Stated problem: Each record below should be output verbatim, without pictures.

Material to process:
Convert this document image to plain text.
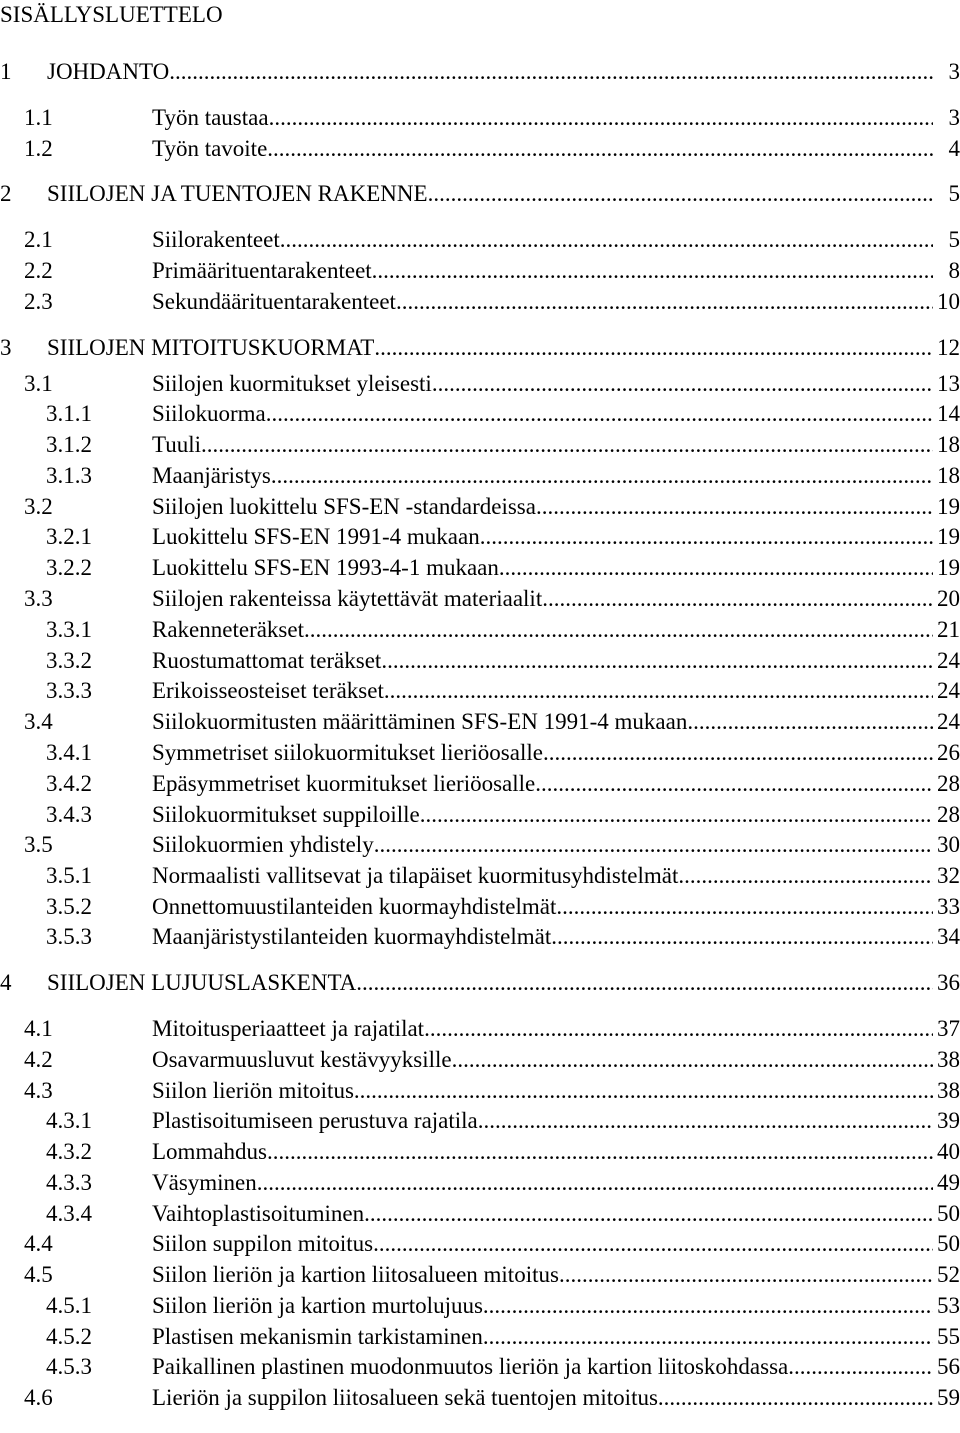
SISÄLLYSLUETTELO
1 JOHDANTO .....	3
1.1	Työn taustaa .....	3
1.2	Työn tavoite .....	4
2 SIILOJEN JA TUENTOJEN RAKENNE .....	5
2.1	Siilorakenteet .....	5
2.2	Primäärituentarakenteet .....	8
2.3	Sekundäärituentarakenteet .....	10
3 SIILOJEN MITOITUSKUORMAT .....	12
3.1	Siilojen kuormitukset yleisesti .....	13
3.1.1	Siilokuorma .....	14
3.1.2	Tuuli .....	18
3.1.3	Maanjäristys .....	18
3.2	Siilojen luokittelu SFS-EN -standardeissa .....	19
3.2.1	Luokittelu SFS-EN 1991-4 mukaan .....	19
3.2.2	Luokittelu SFS-EN 1993-4-1 mukaan .....	19
3.3	Siilojen rakenteissa käytettävät materiaalit .....	20
3.3.1	Rakenneteräkset .....	21
3.3.2	Ruostumattomat teräkset .....	24
3.3.3	Erikoisseosteiset teräkset .....	24
3.4	Siilokuormitusten määrittäminen SFS-EN 1991-4 mukaan .....	24
3.4.1	Symmetriset siilokuormitukset lieriöosalle .....	26
3.4.2	Epäsymmetriset kuormitukset lieriöosalle .....	28
3.4.3	Siilokuormitukset suppiloille .....	28
3.5	Siilokuormien yhdistely .....	30
3.5.1	Normaalisti vallitsevat ja tilapäiset kuormitusyhdistelmät .....	32
3.5.2	Onnettomuustilanteiden kuormayhdistelmät .....	33
3.5.3	Maanjäristystilanteiden kuormayhdistelmät .....	34
4 SIILOJEN LUJUUSLASKENTA .....	36
4.1	Mitoitusperiaatteet ja rajatilat .....	37
4.2	Osavarmuusluvut kestävyyksille .....	38
4.3	Siilon lieriön mitoitus .....	38
4.3.1	Plastisoitumiseen perustuva rajatila .....	39
4.3.2	Lommahdus .....	40
4.3.3	Väsyminen .....	49
4.3.4	Vaihtoplastisoituminen .....	50
4.4	Siilon suppilon mitoitus .....	50
4.5	Siilon lieriön ja kartion liitosalueen mitoitus .....	52
4.5.1	Siilon lieriön ja kartion murtolujuus .....	53
4.5.2	Plastisen mekanismin tarkistaminen .....	55
4.5.3	Paikallinen plastinen muodonmuutos lieriön ja kartion liitoskohdassa .....	56
4.6	Lieriön ja suppilon liitosalueen sekä tuentojen mitoitus .....	59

The completed task:
Convert this document image to plain text.
SISÄLLYSLUETTELO
1 JOHDANTO .....	3
1.1	Työn taustaa .....	3
1.2	Työn tavoite .....	4
2 SIILOJEN JA TUENTOJEN RAKENNE .....	5
2.1	Siilorakenteet .....	5
2.2	Primäärituentarakenteet .....	8
2.3	Sekundäärituentarakenteet .....	10
3 SIILOJEN MITOITUSKUORMAT .....	12
3.1	Siilojen kuormitukset yleisesti .....	13
3.1.1	Siilokuorma .....	14
3.1.2	Tuuli .....	18
3.1.3	Maanjäristys .....	18
3.2	Siilojen luokittelu SFS-EN -standardeissa .....	19
3.2.1	Luokittelu SFS-EN 1991-4 mukaan .....	19
3.2.2	Luokittelu SFS-EN 1993-4-1 mukaan .....	19
3.3	Siilojen rakenteissa käytettävät materiaalit .....	20
3.3.1	Rakenneteräkset .....	21
3.3.2	Ruostumattomat teräkset .....	24
3.3.3	Erikoisseosteiset teräkset .....	24
3.4	Siilokuormitusten määrittäminen SFS-EN 1991-4 mukaan .....	24
3.4.1	Symmetriset siilokuormitukset lieriöosalle .....	26
3.4.2	Epäsymmetriset kuormitukset lieriöosalle .....	28
3.4.3	Siilokuormitukset suppiloille .....	28
3.5	Siilokuormien yhdistely .....	30
3.5.1	Normaalisti vallitsevat ja tilapäiset kuormitusyhdistelmät .....	32
3.5.2	Onnettomuustilanteiden kuormayhdistelmät .....	33
3.5.3	Maanjäristystilanteiden kuormayhdistelmät .....	34
4 SIILOJEN LUJUUSLASKENTA .....	36
4.1	Mitoitusperiaatteet ja rajatilat .....	37
4.2	Osavarmuusluvut kestävyyksille .....	38
4.3	Siilon lieriön mitoitus .....	38
4.3.1	Plastisoitumiseen perustuva rajatila .....	39
4.3.2	Lommahdus .....	40
4.3.3	Väsyminen .....	49
4.3.4	Vaihtoplastisoituminen .....	50
4.4	Siilon suppilon mitoitus .....	50
4.5	Siilon lieriön ja kartion liitosalueen mitoitus .....	52
4.5.1	Siilon lieriön ja kartion murtolujuus .....	53
4.5.2	Plastisen mekanismin tarkistaminen .....	55
4.5.3	Paikallinen plastinen muodonmuutos lieriön ja kartion liitoskohdassa .....	56
4.6	Lieriön ja suppilon liitosalueen sekä tuentojen mitoitus .....	59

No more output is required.